Part of a data file

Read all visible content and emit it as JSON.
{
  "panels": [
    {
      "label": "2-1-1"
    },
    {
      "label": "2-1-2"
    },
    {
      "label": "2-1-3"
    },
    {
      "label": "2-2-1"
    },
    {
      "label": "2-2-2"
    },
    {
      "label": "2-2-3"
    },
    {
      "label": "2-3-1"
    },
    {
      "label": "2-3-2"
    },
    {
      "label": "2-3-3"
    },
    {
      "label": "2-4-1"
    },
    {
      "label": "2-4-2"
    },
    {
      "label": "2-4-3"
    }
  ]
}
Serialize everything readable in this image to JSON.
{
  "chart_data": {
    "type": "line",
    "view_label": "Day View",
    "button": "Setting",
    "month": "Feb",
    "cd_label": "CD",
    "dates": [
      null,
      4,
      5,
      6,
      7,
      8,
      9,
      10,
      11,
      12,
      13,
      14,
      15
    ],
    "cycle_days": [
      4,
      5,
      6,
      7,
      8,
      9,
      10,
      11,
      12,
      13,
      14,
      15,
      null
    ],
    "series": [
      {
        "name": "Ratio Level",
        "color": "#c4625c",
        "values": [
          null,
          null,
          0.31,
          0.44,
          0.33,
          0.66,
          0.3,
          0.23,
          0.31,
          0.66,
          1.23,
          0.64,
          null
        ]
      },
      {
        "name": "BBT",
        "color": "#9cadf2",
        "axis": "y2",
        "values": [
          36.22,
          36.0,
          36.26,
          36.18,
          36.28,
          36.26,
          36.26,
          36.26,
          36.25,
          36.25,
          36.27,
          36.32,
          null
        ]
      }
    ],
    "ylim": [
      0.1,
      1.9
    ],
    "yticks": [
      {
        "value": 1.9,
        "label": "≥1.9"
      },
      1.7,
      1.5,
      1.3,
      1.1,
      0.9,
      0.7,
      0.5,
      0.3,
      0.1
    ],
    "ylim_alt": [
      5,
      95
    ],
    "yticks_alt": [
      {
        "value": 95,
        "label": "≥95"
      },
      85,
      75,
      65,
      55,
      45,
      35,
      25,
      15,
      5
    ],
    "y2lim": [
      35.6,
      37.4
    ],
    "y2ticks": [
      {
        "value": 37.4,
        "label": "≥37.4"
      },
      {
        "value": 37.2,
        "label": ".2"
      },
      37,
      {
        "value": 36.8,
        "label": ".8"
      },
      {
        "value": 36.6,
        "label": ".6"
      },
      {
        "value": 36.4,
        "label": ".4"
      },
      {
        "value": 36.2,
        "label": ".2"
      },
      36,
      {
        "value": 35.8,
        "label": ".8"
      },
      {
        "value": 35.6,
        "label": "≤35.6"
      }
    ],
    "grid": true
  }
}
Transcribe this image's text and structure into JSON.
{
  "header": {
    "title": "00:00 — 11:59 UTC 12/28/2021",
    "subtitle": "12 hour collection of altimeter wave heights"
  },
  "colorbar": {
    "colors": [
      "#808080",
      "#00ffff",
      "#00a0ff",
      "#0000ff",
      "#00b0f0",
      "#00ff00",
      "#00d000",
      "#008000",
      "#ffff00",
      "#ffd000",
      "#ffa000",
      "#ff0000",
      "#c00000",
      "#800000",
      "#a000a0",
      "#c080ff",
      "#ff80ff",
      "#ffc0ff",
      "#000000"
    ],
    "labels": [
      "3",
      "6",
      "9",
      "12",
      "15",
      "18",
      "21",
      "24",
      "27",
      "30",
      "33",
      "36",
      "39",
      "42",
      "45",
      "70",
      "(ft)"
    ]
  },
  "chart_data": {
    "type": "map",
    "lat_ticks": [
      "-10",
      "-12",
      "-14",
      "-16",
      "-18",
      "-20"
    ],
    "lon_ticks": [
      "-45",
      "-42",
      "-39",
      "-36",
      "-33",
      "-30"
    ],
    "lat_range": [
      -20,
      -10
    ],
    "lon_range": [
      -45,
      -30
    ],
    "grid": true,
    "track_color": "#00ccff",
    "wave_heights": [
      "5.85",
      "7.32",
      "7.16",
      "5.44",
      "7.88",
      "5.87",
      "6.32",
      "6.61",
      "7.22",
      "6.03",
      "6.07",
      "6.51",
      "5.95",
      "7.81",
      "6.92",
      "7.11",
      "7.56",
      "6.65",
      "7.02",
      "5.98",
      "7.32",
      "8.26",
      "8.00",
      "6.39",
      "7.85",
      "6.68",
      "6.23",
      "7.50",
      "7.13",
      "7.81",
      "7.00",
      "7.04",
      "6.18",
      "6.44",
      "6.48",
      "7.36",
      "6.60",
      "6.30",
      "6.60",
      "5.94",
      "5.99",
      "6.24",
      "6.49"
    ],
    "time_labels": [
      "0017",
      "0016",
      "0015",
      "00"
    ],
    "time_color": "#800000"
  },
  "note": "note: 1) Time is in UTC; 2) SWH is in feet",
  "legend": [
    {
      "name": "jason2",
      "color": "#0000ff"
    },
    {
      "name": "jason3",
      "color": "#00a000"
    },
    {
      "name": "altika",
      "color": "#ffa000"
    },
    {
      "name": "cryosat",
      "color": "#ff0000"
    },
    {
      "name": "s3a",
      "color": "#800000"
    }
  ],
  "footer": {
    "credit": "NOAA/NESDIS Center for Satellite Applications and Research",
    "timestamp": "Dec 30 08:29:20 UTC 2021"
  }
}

WHAT IS REQUIRED: Write out the whole listing again. Match it word for word.

ANSWER FOR THE TASK:
Read all visible content and emit it as JSON.
{
  "panels": [
    {
      "label": "2-1-1"
    },
    {
      "label": "2-1-2"
    },
    {
      "label": "2-1-3"
    },
    {
      "label": "2-2-1"
    },
    {
      "label": "2-2-2"
    },
    {
      "label": "2-2-3"
    },
    {
      "label": "2-3-1"
    },
    {
      "label": "2-3-2"
    },
    {
      "label": "2-3-3"
    },
    {
      "label": "2-4-1"
    },
    {
      "label": "2-4-2"
    },
    {
      "label": "2-4-3"
    }
  ]
}
Serialize everything readable in this image to JSON.
{
  "chart_data": {
    "type": "line",
    "view_label": "Day View",
    "button": "Setting",
    "month": "Feb",
    "cd_label": "CD",
    "dates": [
      null,
      4,
      5,
      6,
      7,
      8,
      9,
      10,
      11,
      12,
      13,
      14,
      15
    ],
    "cycle_days": [
      4,
      5,
      6,
      7,
      8,
      9,
      10,
      11,
      12,
      13,
      14,
      15,
      null
    ],
    "series": [
      {
        "name": "Ratio Level",
        "color": "#c4625c",
        "values": [
          null,
          null,
          0.31,
          0.44,
          0.33,
          0.66,
          0.3,
          0.23,
          0.31,
          0.66,
          1.23,
          0.64,
          null
        ]
      },
      {
        "name": "BBT",
        "color": "#9cadf2",
        "axis": "y2",
        "values": [
          36.22,
          36.0,
          36.26,
          36.18,
          36.28,
          36.26,
          36.26,
          36.26,
          36.25,
          36.25,
          36.27,
          36.32,
          null
        ]
      }
    ],
    "ylim": [
      0.1,
      1.9
    ],
    "yticks": [
      {
        "value": 1.9,
        "label": "≥1.9"
      },
      1.7,
      1.5,
      1.3,
      1.1,
      0.9,
      0.7,
      0.5,
      0.3,
      0.1
    ],
    "ylim_alt": [
      5,
      95
    ],
    "yticks_alt": [
      {
        "value": 95,
        "label": "≥95"
      },
      85,
      75,
      65,
      55,
      45,
      35,
      25,
      15,
      5
    ],
    "y2lim": [
      35.6,
      37.4
    ],
    "y2ticks": [
      {
        "value": 37.4,
        "label": "≥37.4"
      },
      {
        "value": 37.2,
        "label": ".2"
      },
      37,
      {
        "value": 36.8,
        "label": ".8"
      },
      {
        "value": 36.6,
        "label": ".6"
      },
      {
        "value": 36.4,
        "label": ".4"
      },
      {
        "value": 36.2,
        "label": ".2"
      },
      36,
      {
        "value": 35.8,
        "label": ".8"
      },
      {
        "value": 35.6,
        "label": "≤35.6"
      }
    ],
    "grid": true
  }
}
Transcribe this image's text and structure into JSON.
{
  "header": {
    "title": "00:00 — 11:59 UTC 12/28/2021",
    "subtitle": "12 hour collection of altimeter wave heights"
  },
  "colorbar": {
    "colors": [
      "#808080",
      "#00ffff",
      "#00a0ff",
      "#0000ff",
      "#00b0f0",
      "#00ff00",
      "#00d000",
      "#008000",
      "#ffff00",
      "#ffd000",
      "#ffa000",
      "#ff0000",
      "#c00000",
      "#800000",
      "#a000a0",
      "#c080ff",
      "#ff80ff",
      "#ffc0ff",
      "#000000"
    ],
    "labels": [
      "3",
      "6",
      "9",
      "12",
      "15",
      "18",
      "21",
      "24",
      "27",
      "30",
      "33",
      "36",
      "39",
      "42",
      "45",
      "70",
      "(ft)"
    ]
  },
  "chart_data": {
    "type": "map",
    "lat_ticks": [
      "-10",
      "-12",
      "-14",
      "-16",
      "-18",
      "-20"
    ],
    "lon_ticks": [
      "-45",
      "-42",
      "-39",
      "-36",
      "-33",
      "-30"
    ],
    "lat_range": [
      -20,
      -10
    ],
    "lon_range": [
      -45,
      -30
    ],
    "grid": true,
    "track_color": "#00ccff",
    "wave_heights": [
      "5.85",
      "7.32",
      "7.16",
      "5.44",
      "7.88",
      "5.87",
      "6.32",
      "6.61",
      "7.22",
      "6.03",
      "6.07",
      "6.51",
      "5.95",
      "7.81",
      "6.92",
      "7.11",
      "7.56",
      "6.65",
      "7.02",
      "5.98",
      "7.32",
      "8.26",
      "8.00",
      "6.39",
      "7.85",
      "6.68",
      "6.23",
      "7.50",
      "7.13",
      "7.81",
      "7.00",
      "7.04",
      "6.18",
      "6.44",
      "6.48",
      "7.36",
      "6.60",
      "6.30",
      "6.60",
      "5.94",
      "5.99",
      "6.24",
      "6.49"
    ],
    "time_labels": [
      "0017",
      "0016",
      "0015",
      "00"
    ],
    "time_color": "#800000"
  },
  "note": "note: 1) Time is in UTC; 2) SWH is in feet",
  "legend": [
    {
      "name": "jason2",
      "color": "#0000ff"
    },
    {
      "name": "jason3",
      "color": "#00a000"
    },
    {
      "name": "altika",
      "color": "#ffa000"
    },
    {
      "name": "cryosat",
      "color": "#ff0000"
    },
    {
      "name": "s3a",
      "color": "#800000"
    }
  ],
  "footer": {
    "credit": "NOAA/NESDIS Center for Satellite Applications and Research",
    "timestamp": "Dec 30 08:29:20 UTC 2021"
  }
}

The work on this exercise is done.